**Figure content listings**
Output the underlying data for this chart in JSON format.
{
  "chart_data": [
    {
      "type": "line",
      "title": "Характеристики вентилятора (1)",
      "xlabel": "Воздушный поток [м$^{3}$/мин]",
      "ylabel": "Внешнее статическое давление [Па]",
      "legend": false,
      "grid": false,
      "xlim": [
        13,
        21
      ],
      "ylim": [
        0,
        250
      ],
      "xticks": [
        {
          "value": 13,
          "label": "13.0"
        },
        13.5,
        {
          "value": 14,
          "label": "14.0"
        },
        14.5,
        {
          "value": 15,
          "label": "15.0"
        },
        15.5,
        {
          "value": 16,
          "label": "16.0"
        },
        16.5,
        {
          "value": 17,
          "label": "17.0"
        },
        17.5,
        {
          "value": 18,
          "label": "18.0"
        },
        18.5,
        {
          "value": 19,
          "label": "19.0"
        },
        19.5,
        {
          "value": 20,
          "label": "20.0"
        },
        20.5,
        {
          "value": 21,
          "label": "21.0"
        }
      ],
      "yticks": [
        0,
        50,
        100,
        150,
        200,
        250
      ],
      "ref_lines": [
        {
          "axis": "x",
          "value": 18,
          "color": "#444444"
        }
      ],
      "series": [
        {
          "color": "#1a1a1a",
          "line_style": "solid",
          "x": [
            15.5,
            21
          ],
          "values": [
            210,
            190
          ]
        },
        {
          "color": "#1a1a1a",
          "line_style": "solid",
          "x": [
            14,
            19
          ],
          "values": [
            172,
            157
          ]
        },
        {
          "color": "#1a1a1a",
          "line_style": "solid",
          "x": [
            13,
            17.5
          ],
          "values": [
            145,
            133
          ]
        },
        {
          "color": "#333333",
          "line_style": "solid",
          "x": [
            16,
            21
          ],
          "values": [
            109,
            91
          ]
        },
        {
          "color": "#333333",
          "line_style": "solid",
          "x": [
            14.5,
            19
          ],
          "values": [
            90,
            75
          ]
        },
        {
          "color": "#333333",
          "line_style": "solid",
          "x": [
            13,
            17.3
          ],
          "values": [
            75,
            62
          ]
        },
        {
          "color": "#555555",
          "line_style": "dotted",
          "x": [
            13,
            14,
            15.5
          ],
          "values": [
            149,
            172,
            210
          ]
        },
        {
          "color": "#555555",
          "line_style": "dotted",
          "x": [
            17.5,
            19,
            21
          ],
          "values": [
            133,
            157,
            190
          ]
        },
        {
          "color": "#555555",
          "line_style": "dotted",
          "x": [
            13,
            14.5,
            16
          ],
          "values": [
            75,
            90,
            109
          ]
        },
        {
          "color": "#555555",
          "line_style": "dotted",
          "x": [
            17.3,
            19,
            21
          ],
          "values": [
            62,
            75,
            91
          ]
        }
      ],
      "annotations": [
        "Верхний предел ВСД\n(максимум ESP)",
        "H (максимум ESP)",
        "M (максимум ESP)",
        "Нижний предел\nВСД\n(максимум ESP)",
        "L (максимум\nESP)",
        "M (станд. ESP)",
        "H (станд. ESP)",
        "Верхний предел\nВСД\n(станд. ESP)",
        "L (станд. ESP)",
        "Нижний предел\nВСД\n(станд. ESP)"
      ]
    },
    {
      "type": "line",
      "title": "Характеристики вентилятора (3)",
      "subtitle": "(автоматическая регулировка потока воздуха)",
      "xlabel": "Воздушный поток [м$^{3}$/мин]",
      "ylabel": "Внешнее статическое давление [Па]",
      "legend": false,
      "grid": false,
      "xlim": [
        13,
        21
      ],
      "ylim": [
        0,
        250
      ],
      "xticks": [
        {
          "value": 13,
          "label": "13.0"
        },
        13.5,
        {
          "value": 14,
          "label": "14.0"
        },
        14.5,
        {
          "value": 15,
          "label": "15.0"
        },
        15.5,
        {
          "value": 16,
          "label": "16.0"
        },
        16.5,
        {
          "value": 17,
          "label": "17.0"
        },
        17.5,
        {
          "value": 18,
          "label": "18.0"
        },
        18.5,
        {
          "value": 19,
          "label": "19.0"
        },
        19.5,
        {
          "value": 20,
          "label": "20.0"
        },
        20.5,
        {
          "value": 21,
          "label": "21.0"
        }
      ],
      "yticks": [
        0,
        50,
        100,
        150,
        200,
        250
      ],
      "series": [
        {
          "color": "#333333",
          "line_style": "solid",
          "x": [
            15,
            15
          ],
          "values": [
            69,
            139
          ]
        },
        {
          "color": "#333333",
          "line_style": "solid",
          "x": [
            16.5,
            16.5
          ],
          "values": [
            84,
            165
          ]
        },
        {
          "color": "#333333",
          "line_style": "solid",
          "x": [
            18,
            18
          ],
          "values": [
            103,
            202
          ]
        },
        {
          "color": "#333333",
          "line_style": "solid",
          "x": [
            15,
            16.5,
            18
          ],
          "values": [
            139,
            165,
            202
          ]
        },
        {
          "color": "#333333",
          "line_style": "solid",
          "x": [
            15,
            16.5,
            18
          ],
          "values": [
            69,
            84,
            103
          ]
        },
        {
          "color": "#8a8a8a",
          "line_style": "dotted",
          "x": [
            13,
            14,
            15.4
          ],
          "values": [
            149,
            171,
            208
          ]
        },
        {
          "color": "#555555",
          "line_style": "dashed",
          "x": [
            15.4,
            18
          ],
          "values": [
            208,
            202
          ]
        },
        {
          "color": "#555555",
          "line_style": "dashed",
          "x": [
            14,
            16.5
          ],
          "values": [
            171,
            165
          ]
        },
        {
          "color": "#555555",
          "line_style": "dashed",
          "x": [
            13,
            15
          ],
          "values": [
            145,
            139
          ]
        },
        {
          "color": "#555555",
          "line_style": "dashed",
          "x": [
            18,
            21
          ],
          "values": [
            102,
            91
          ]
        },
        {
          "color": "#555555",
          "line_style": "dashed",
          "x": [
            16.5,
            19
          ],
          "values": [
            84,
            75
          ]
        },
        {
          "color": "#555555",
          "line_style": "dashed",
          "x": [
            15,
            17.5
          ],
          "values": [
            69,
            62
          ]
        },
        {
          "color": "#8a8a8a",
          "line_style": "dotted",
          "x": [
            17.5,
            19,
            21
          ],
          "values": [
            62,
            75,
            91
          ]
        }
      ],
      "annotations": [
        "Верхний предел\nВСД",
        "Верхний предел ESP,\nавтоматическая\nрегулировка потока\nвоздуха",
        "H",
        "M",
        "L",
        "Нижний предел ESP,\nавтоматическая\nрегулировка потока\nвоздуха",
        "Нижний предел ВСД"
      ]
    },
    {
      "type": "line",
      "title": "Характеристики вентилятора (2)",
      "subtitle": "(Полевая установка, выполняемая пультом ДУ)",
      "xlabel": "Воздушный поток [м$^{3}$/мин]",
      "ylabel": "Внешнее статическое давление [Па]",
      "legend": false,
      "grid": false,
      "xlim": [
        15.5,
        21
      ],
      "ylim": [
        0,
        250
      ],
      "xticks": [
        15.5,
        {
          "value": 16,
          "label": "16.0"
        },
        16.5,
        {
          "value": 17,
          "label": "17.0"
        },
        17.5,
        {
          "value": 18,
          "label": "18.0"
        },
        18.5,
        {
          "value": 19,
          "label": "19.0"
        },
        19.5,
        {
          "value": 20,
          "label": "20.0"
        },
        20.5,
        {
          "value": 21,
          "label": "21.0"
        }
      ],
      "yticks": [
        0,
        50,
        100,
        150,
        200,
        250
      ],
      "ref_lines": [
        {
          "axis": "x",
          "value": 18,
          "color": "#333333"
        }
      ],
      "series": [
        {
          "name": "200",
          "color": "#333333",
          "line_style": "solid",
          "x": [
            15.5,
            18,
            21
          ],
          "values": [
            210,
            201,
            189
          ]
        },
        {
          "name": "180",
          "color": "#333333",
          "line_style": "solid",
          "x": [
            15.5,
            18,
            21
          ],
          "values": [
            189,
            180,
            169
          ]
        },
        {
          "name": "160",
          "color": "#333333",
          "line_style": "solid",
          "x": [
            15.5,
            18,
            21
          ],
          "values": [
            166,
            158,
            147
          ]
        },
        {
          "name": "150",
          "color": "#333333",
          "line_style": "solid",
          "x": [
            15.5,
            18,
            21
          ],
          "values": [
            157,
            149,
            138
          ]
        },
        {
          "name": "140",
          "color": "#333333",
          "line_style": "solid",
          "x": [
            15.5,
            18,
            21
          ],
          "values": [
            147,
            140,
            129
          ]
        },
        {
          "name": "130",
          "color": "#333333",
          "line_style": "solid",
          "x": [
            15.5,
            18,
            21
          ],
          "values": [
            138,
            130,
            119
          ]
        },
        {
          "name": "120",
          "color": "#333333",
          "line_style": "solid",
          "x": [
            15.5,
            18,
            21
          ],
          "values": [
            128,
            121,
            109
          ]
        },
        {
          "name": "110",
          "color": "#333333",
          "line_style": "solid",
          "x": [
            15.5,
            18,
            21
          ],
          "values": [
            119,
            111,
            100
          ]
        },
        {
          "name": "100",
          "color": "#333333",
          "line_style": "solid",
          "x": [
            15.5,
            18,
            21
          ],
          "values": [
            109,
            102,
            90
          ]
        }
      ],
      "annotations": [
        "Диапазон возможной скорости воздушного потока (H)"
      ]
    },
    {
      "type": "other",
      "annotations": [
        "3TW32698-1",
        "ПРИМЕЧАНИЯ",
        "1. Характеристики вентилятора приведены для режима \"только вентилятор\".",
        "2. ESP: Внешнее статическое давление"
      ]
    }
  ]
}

* * *

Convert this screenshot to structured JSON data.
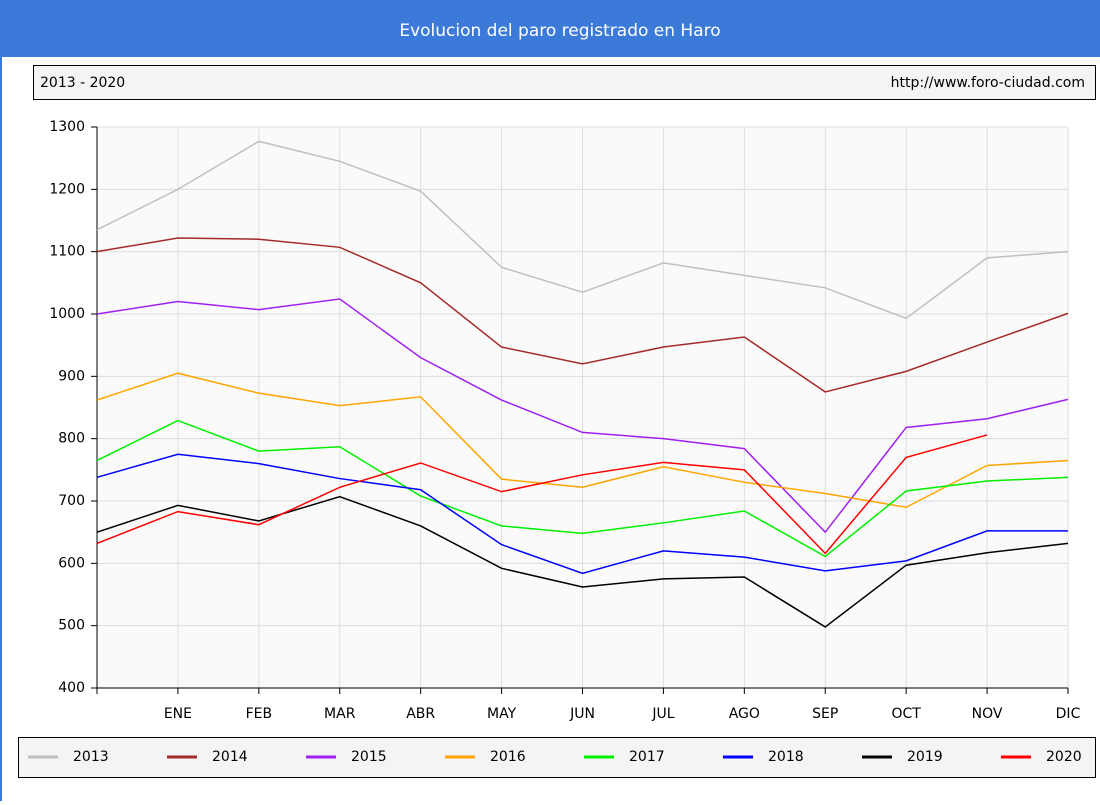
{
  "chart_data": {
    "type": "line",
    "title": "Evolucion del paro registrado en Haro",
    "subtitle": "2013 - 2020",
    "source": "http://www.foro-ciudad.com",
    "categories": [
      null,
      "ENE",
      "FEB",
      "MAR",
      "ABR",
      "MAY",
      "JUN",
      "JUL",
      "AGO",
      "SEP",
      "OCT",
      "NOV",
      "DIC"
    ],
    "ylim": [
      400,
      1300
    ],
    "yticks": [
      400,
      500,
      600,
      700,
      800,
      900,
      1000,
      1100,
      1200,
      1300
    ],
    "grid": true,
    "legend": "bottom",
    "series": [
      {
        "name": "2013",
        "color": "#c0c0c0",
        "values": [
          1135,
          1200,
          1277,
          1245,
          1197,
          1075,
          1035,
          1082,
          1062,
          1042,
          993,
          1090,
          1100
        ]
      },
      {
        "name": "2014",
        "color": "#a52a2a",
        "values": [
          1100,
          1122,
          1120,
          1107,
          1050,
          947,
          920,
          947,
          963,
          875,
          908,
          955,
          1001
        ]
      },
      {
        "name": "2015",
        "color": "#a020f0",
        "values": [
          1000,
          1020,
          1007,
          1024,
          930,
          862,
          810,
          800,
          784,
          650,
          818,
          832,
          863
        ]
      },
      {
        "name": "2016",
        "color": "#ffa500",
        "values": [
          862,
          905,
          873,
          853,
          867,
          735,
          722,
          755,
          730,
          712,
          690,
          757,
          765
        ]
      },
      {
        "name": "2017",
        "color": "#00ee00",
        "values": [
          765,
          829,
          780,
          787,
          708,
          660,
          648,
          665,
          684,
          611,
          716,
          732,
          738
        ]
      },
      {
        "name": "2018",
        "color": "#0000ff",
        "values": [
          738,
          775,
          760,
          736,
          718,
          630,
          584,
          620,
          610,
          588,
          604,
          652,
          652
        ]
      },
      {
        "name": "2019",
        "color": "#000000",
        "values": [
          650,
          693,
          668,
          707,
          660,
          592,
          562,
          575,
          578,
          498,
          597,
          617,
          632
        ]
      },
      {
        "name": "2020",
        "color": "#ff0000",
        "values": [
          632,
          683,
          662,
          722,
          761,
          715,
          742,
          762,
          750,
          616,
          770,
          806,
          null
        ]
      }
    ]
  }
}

**What is being asked**
From the listing above, copy out each line where the word "предел" appears.

**Solved problem**
        "Верхний предел ВСД\n(максимум ESP)",
        "Нижний предел\nВСД\n(максимум ESP)",
        "Верхний предел\nВСД\n(станд. ESP)",
        "Нижний предел\nВСД\n(станд. ESP)"
        "Верхний предел\nВСД",
        "Верхний предел ESP,\nавтоматическая\nрегулировка потока\nвоздуха",
        "Нижний предел ESP,\nавтоматическая\nрегулировка потока\nвоздуха",
        "Нижний предел ВСД"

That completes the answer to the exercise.